● Dataset content
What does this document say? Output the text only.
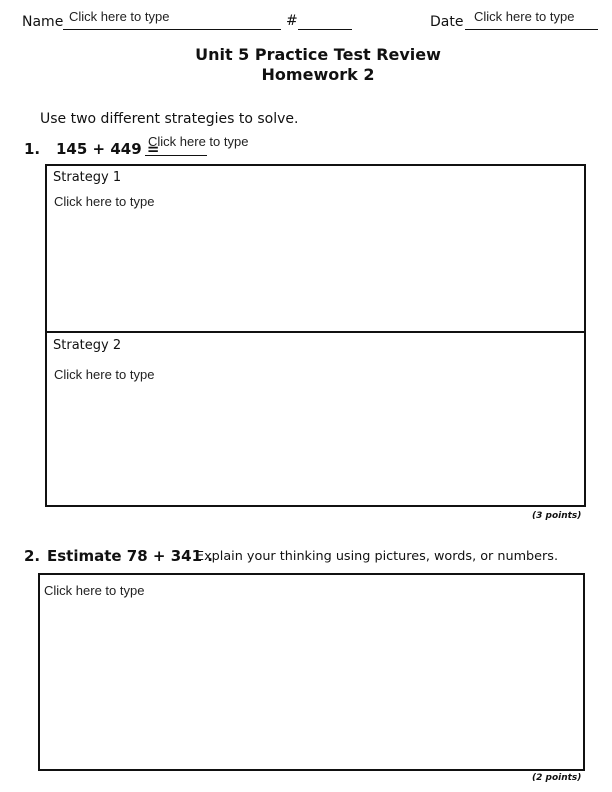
Name Click here to type	#	Date Click here to type
Unit 5 Practice Test Review
Homework 2
Use two different strategies to solve.
1. 145 + 449 =
Click here to type
Strategy 1
Click here to type
Strategy 2
Click here to type
(3 points)
2. Estimate 78 + 341 .
Explain your thinking using pictures, words, or numbers.
Click here to type
(2 points)
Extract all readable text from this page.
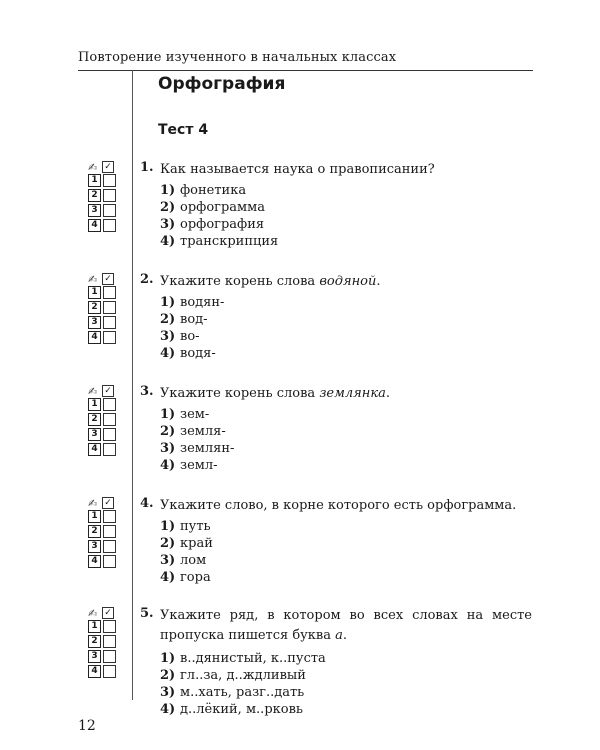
Повторение изученного в начальных классах
Орфография
Тест 4
✍ ✓
1
2
3
4
1. Как называется наука о правописании?
1) фонетика
2) орфограмма
3) орфография
4) транскрипция
✍ ✓
1
2
3
4
2. Укажите корень слова водяной.
1) водян-
2) вод-
3) во-
4) водя-
✍ ✓
1
2
3
4
3. Укажите корень слова землянка.
1) зем-
2) земля-
3) землян-
4) земл-
✍ ✓
1
2
3
4
4. Укажите слово, в корне которого есть орфограмма.
1) путь
2) край
3) лом
4) гора
✍ ✓
1
2
3
4
5. Укажите ряд, в котором во всех словах на месте пропуска пишется буква а.
1) в..дянистый, к..пуста
2) гл..за, д..ждливый
3) м..хать, разг..дать
4) д..лёкий, м..рковь
12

● Directions for this task
Copy the data word for word. Pictures do not go in the copy.

● Finished answer
What does this document say? Output the text only.
Name Click here to type	#	Date Click here to type
Unit 5 Practice Test Review
Homework 2
Use two different strategies to solve.
1. 145 + 449 =
Click here to type
Strategy 1
Click here to type
Strategy 2
Click here to type
(3 points)
2. Estimate 78 + 341 .
Explain your thinking using pictures, words, or numbers.
Click here to type
(2 points)
Extract all readable text from this page.
Повторение изученного в начальных классах
Орфография
Тест 4
✍ ✓
1
2
3
4
1. Как называется наука о правописании?
1) фонетика
2) орфограмма
3) орфография
4) транскрипция
✍ ✓
1
2
3
4
2. Укажите корень слова водяной.
1) водян-
2) вод-
3) во-
4) водя-
✍ ✓
1
2
3
4
3. Укажите корень слова землянка.
1) зем-
2) земля-
3) землян-
4) земл-
✍ ✓
1
2
3
4
4. Укажите слово, в корне которого есть орфограмма.
1) путь
2) край
3) лом
4) гора
✍ ✓
1
2
3
4
5. Укажите ряд, в котором во всех словах на месте пропуска пишется буква а.
1) в..дянистый, к..пуста
2) гл..за, д..ждливый
3) м..хать, разг..дать
4) д..лёкий, м..рковь
12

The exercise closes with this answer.